-- BEGIN --

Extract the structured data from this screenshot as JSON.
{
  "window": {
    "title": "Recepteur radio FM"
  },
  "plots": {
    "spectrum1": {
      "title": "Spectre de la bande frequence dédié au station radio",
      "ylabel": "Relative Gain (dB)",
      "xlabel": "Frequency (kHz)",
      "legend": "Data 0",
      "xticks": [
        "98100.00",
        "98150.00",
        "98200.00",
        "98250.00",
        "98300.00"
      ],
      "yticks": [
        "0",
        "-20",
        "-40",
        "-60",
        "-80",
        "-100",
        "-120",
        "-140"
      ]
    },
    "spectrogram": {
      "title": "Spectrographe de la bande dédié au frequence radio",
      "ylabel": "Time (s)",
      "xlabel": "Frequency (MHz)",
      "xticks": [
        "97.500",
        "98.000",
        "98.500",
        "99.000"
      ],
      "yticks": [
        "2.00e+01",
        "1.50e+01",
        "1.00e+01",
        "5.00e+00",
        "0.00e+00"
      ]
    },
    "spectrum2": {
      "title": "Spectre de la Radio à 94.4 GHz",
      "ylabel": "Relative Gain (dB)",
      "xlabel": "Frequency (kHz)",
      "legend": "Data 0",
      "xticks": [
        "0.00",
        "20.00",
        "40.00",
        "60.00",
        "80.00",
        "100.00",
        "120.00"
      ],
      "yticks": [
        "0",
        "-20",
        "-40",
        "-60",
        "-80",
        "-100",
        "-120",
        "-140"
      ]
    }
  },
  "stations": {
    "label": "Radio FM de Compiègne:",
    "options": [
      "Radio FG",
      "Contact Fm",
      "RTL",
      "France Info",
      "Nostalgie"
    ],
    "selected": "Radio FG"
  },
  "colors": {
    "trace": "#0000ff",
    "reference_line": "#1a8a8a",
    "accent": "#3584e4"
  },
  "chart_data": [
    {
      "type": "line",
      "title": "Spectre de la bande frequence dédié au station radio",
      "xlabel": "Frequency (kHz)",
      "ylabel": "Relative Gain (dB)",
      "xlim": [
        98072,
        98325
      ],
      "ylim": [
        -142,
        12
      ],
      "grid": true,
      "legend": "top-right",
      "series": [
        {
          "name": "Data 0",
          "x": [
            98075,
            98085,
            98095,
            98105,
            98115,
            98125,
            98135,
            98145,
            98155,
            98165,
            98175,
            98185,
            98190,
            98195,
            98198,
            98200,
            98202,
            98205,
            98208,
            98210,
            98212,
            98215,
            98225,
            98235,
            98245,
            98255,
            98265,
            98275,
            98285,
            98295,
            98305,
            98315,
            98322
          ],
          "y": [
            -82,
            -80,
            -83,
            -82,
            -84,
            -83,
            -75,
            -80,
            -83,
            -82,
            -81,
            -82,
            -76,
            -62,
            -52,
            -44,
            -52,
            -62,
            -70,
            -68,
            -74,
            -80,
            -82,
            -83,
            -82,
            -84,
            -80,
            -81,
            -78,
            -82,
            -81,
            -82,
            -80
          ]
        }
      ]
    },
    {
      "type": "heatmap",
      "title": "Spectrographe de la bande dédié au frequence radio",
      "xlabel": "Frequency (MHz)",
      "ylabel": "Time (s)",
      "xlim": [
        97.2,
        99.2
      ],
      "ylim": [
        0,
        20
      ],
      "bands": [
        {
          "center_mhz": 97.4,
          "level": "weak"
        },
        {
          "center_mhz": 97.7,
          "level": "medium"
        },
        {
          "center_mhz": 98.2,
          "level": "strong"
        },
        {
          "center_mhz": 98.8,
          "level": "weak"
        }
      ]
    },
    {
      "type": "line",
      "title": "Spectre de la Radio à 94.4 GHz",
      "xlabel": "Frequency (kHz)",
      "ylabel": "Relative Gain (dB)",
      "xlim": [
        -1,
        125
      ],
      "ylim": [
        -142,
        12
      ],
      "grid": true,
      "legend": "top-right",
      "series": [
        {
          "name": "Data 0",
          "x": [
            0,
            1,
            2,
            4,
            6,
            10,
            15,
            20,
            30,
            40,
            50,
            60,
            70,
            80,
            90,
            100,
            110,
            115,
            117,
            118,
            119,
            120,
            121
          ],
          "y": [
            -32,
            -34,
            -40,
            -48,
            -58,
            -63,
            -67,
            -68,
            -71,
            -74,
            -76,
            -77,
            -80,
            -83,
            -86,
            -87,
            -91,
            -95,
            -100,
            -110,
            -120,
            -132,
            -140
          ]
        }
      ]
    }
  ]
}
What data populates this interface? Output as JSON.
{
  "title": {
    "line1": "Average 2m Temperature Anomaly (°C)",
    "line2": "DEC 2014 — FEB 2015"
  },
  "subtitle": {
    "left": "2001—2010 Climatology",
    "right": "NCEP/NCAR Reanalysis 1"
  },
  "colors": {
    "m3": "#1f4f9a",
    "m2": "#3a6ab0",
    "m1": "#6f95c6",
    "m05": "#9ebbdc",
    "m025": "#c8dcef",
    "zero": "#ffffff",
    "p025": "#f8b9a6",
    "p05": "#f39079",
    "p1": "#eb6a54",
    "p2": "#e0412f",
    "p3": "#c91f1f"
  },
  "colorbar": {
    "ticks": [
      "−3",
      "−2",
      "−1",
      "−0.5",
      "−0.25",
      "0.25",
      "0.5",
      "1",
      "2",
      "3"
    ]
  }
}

-- END --

▶ **Written request**: Reproduce the lines word for word, starting at the one holding "What data populates" and ending at the final line of the material above.

▶ **Task output**:
What data populates this interface? Output as JSON.
{
  "title": {
    "line1": "Average 2m Temperature Anomaly (°C)",
    "line2": "DEC 2014 — FEB 2015"
  },
  "subtitle": {
    "left": "2001—2010 Climatology",
    "right": "NCEP/NCAR Reanalysis 1"
  },
  "colors": {
    "m3": "#1f4f9a",
    "m2": "#3a6ab0",
    "m1": "#6f95c6",
    "m05": "#9ebbdc",
    "m025": "#c8dcef",
    "zero": "#ffffff",
    "p025": "#f8b9a6",
    "p05": "#f39079",
    "p1": "#eb6a54",
    "p2": "#e0412f",
    "p3": "#c91f1f"
  },
  "colorbar": {
    "ticks": [
      "−3",
      "−2",
      "−1",
      "−0.5",
      "−0.25",
      "0.25",
      "0.5",
      "1",
      "2",
      "3"
    ]
  }
}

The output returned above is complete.